Request: Copy out the listing in full, exactly as written, but not its pictures.

[Entries taken from a collection]
· · · ·

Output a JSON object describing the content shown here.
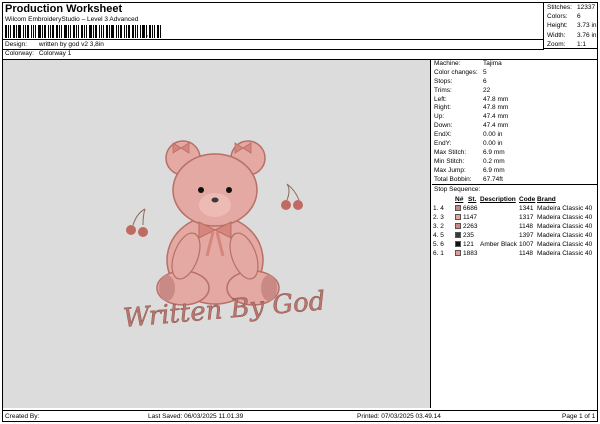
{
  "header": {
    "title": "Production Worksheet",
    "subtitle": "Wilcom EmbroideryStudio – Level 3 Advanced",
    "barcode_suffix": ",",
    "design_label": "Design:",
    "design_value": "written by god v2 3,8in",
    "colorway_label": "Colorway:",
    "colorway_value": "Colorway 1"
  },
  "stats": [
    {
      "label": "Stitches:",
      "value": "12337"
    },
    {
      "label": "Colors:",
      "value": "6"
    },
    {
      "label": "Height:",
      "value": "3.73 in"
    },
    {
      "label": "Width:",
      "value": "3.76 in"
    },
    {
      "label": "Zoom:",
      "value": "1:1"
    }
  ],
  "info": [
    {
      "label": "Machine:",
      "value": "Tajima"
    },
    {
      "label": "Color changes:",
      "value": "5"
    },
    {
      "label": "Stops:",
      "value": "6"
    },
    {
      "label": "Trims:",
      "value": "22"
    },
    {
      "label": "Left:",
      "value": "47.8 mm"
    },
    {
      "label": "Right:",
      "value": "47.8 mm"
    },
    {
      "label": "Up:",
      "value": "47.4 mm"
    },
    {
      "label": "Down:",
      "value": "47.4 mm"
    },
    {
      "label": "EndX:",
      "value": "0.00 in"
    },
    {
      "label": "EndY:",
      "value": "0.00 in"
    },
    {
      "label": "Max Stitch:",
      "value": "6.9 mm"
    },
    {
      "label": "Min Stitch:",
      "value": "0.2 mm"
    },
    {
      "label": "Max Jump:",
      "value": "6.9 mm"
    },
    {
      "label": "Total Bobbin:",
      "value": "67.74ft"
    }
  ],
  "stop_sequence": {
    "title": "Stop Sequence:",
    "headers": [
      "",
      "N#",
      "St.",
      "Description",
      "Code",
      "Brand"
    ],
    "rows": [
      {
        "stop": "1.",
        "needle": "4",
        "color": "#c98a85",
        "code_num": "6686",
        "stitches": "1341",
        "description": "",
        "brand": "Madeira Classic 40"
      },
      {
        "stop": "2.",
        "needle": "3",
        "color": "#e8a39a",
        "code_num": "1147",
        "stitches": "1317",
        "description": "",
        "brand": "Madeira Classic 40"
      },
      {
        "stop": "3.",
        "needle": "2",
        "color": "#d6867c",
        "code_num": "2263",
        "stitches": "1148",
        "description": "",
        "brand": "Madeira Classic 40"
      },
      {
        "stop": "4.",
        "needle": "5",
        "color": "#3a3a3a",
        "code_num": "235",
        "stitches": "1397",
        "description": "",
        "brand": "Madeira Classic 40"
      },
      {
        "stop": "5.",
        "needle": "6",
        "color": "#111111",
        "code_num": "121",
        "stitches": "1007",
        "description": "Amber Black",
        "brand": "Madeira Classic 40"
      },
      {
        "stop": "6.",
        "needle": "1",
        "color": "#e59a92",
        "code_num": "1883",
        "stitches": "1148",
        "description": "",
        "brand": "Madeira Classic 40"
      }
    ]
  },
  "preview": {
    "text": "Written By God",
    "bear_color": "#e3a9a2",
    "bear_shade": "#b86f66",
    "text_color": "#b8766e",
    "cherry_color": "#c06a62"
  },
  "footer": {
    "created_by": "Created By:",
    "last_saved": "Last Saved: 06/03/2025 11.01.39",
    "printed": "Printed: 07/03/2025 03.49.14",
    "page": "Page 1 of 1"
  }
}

· · · ·

Output for this task:
Output a JSON object describing the content shown here.
{
  "header": {
    "title": "Production Worksheet",
    "subtitle": "Wilcom EmbroideryStudio – Level 3 Advanced",
    "barcode_suffix": ",",
    "design_label": "Design:",
    "design_value": "written by god v2 3,8in",
    "colorway_label": "Colorway:",
    "colorway_value": "Colorway 1"
  },
  "stats": [
    {
      "label": "Stitches:",
      "value": "12337"
    },
    {
      "label": "Colors:",
      "value": "6"
    },
    {
      "label": "Height:",
      "value": "3.73 in"
    },
    {
      "label": "Width:",
      "value": "3.76 in"
    },
    {
      "label": "Zoom:",
      "value": "1:1"
    }
  ],
  "info": [
    {
      "label": "Machine:",
      "value": "Tajima"
    },
    {
      "label": "Color changes:",
      "value": "5"
    },
    {
      "label": "Stops:",
      "value": "6"
    },
    {
      "label": "Trims:",
      "value": "22"
    },
    {
      "label": "Left:",
      "value": "47.8 mm"
    },
    {
      "label": "Right:",
      "value": "47.8 mm"
    },
    {
      "label": "Up:",
      "value": "47.4 mm"
    },
    {
      "label": "Down:",
      "value": "47.4 mm"
    },
    {
      "label": "EndX:",
      "value": "0.00 in"
    },
    {
      "label": "EndY:",
      "value": "0.00 in"
    },
    {
      "label": "Max Stitch:",
      "value": "6.9 mm"
    },
    {
      "label": "Min Stitch:",
      "value": "0.2 mm"
    },
    {
      "label": "Max Jump:",
      "value": "6.9 mm"
    },
    {
      "label": "Total Bobbin:",
      "value": "67.74ft"
    }
  ],
  "stop_sequence": {
    "title": "Stop Sequence:",
    "headers": [
      "",
      "N#",
      "St.",
      "Description",
      "Code",
      "Brand"
    ],
    "rows": [
      {
        "stop": "1.",
        "needle": "4",
        "color": "#c98a85",
        "code_num": "6686",
        "stitches": "1341",
        "description": "",
        "brand": "Madeira Classic 40"
      },
      {
        "stop": "2.",
        "needle": "3",
        "color": "#e8a39a",
        "code_num": "1147",
        "stitches": "1317",
        "description": "",
        "brand": "Madeira Classic 40"
      },
      {
        "stop": "3.",
        "needle": "2",
        "color": "#d6867c",
        "code_num": "2263",
        "stitches": "1148",
        "description": "",
        "brand": "Madeira Classic 40"
      },
      {
        "stop": "4.",
        "needle": "5",
        "color": "#3a3a3a",
        "code_num": "235",
        "stitches": "1397",
        "description": "",
        "brand": "Madeira Classic 40"
      },
      {
        "stop": "5.",
        "needle": "6",
        "color": "#111111",
        "code_num": "121",
        "stitches": "1007",
        "description": "Amber Black",
        "brand": "Madeira Classic 40"
      },
      {
        "stop": "6.",
        "needle": "1",
        "color": "#e59a92",
        "code_num": "1883",
        "stitches": "1148",
        "description": "",
        "brand": "Madeira Classic 40"
      }
    ]
  },
  "preview": {
    "text": "Written By God",
    "bear_color": "#e3a9a2",
    "bear_shade": "#b86f66",
    "text_color": "#b8766e",
    "cherry_color": "#c06a62"
  },
  "footer": {
    "created_by": "Created By:",
    "last_saved": "Last Saved: 06/03/2025 11.01.39",
    "printed": "Printed: 07/03/2025 03.49.14",
    "page": "Page 1 of 1"
  }
}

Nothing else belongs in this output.